- [EXERCISE PROMPT]:
The entries below should be given again exactly, minus their pictures.

- [MATERIAL FOR THE TASK]:
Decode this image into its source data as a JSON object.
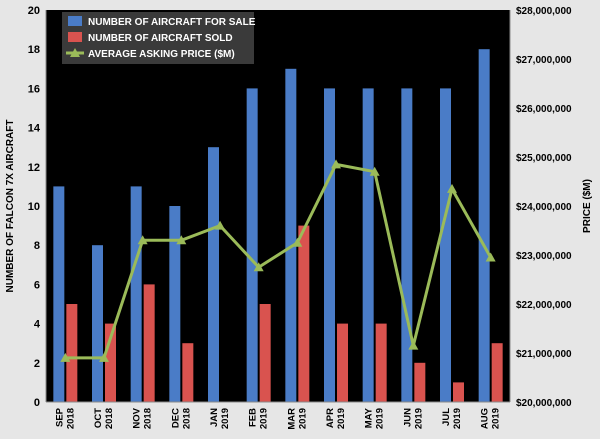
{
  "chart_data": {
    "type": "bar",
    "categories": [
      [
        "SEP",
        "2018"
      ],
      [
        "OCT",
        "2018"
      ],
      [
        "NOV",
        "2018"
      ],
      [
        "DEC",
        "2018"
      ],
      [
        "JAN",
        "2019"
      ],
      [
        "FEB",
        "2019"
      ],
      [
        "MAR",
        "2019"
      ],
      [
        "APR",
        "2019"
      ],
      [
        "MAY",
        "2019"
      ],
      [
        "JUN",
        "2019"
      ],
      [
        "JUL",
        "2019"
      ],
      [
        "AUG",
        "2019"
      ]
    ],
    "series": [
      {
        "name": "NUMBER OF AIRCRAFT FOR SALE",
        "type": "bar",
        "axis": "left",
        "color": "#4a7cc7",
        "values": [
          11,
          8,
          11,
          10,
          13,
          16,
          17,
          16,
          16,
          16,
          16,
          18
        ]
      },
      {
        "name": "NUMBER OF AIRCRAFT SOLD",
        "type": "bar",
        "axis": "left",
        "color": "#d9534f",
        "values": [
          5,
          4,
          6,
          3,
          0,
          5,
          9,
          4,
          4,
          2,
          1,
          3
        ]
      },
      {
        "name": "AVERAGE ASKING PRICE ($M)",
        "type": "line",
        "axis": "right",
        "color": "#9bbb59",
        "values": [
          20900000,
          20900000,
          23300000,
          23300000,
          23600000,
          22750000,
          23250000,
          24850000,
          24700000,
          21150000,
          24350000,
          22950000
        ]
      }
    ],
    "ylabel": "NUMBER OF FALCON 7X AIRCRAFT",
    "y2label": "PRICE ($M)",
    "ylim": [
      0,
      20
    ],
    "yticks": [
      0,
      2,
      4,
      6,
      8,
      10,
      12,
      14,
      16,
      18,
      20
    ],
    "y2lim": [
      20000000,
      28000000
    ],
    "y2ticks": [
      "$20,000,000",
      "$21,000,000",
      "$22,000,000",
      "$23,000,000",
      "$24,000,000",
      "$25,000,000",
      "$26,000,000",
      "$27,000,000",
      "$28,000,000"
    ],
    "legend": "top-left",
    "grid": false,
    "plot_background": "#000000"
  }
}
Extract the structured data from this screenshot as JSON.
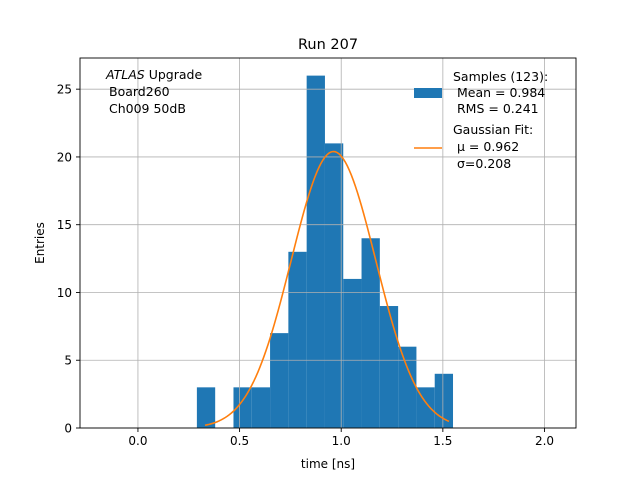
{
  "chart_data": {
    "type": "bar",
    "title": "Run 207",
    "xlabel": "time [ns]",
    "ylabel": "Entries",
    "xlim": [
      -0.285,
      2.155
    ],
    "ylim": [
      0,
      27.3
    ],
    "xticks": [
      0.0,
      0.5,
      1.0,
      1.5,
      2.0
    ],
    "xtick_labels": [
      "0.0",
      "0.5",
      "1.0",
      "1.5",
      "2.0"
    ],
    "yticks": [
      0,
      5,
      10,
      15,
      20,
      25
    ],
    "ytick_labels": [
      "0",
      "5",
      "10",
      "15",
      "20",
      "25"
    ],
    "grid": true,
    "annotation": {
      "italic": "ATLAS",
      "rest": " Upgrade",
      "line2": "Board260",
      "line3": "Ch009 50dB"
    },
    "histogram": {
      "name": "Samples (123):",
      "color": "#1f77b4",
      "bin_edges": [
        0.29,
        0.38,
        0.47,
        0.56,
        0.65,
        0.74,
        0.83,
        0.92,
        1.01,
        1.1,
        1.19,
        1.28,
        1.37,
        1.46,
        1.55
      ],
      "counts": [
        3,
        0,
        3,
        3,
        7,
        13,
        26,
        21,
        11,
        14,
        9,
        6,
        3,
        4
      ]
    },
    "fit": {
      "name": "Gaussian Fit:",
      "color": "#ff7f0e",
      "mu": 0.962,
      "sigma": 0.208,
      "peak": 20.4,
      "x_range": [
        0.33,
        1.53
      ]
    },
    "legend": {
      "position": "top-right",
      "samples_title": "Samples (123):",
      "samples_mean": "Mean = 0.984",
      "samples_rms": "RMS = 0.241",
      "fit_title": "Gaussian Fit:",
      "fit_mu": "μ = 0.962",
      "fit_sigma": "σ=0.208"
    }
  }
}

- [RESULT BELOW]:
Decode this image into its source data as a JSON object.
{
  "chart_data": {
    "type": "bar",
    "categories": [
      [
        "SEP",
        "2018"
      ],
      [
        "OCT",
        "2018"
      ],
      [
        "NOV",
        "2018"
      ],
      [
        "DEC",
        "2018"
      ],
      [
        "JAN",
        "2019"
      ],
      [
        "FEB",
        "2019"
      ],
      [
        "MAR",
        "2019"
      ],
      [
        "APR",
        "2019"
      ],
      [
        "MAY",
        "2019"
      ],
      [
        "JUN",
        "2019"
      ],
      [
        "JUL",
        "2019"
      ],
      [
        "AUG",
        "2019"
      ]
    ],
    "series": [
      {
        "name": "NUMBER OF AIRCRAFT FOR SALE",
        "type": "bar",
        "axis": "left",
        "color": "#4a7cc7",
        "values": [
          11,
          8,
          11,
          10,
          13,
          16,
          17,
          16,
          16,
          16,
          16,
          18
        ]
      },
      {
        "name": "NUMBER OF AIRCRAFT SOLD",
        "type": "bar",
        "axis": "left",
        "color": "#d9534f",
        "values": [
          5,
          4,
          6,
          3,
          0,
          5,
          9,
          4,
          4,
          2,
          1,
          3
        ]
      },
      {
        "name": "AVERAGE ASKING PRICE ($M)",
        "type": "line",
        "axis": "right",
        "color": "#9bbb59",
        "values": [
          20900000,
          20900000,
          23300000,
          23300000,
          23600000,
          22750000,
          23250000,
          24850000,
          24700000,
          21150000,
          24350000,
          22950000
        ]
      }
    ],
    "ylabel": "NUMBER OF FALCON 7X AIRCRAFT",
    "y2label": "PRICE ($M)",
    "ylim": [
      0,
      20
    ],
    "yticks": [
      0,
      2,
      4,
      6,
      8,
      10,
      12,
      14,
      16,
      18,
      20
    ],
    "y2lim": [
      20000000,
      28000000
    ],
    "y2ticks": [
      "$20,000,000",
      "$21,000,000",
      "$22,000,000",
      "$23,000,000",
      "$24,000,000",
      "$25,000,000",
      "$26,000,000",
      "$27,000,000",
      "$28,000,000"
    ],
    "legend": "top-left",
    "grid": false,
    "plot_background": "#000000"
  }
}
Extract the structured data from this screenshot as JSON.
{
  "chart_data": {
    "type": "bar",
    "title": "Run 207",
    "xlabel": "time [ns]",
    "ylabel": "Entries",
    "xlim": [
      -0.285,
      2.155
    ],
    "ylim": [
      0,
      27.3
    ],
    "xticks": [
      0.0,
      0.5,
      1.0,
      1.5,
      2.0
    ],
    "xtick_labels": [
      "0.0",
      "0.5",
      "1.0",
      "1.5",
      "2.0"
    ],
    "yticks": [
      0,
      5,
      10,
      15,
      20,
      25
    ],
    "ytick_labels": [
      "0",
      "5",
      "10",
      "15",
      "20",
      "25"
    ],
    "grid": true,
    "annotation": {
      "italic": "ATLAS",
      "rest": " Upgrade",
      "line2": "Board260",
      "line3": "Ch009 50dB"
    },
    "histogram": {
      "name": "Samples (123):",
      "color": "#1f77b4",
      "bin_edges": [
        0.29,
        0.38,
        0.47,
        0.56,
        0.65,
        0.74,
        0.83,
        0.92,
        1.01,
        1.1,
        1.19,
        1.28,
        1.37,
        1.46,
        1.55
      ],
      "counts": [
        3,
        0,
        3,
        3,
        7,
        13,
        26,
        21,
        11,
        14,
        9,
        6,
        3,
        4
      ]
    },
    "fit": {
      "name": "Gaussian Fit:",
      "color": "#ff7f0e",
      "mu": 0.962,
      "sigma": 0.208,
      "peak": 20.4,
      "x_range": [
        0.33,
        1.53
      ]
    },
    "legend": {
      "position": "top-right",
      "samples_title": "Samples (123):",
      "samples_mean": "Mean = 0.984",
      "samples_rms": "RMS = 0.241",
      "fit_title": "Gaussian Fit:",
      "fit_mu": "μ = 0.962",
      "fit_sigma": "σ=0.208"
    }
  }
}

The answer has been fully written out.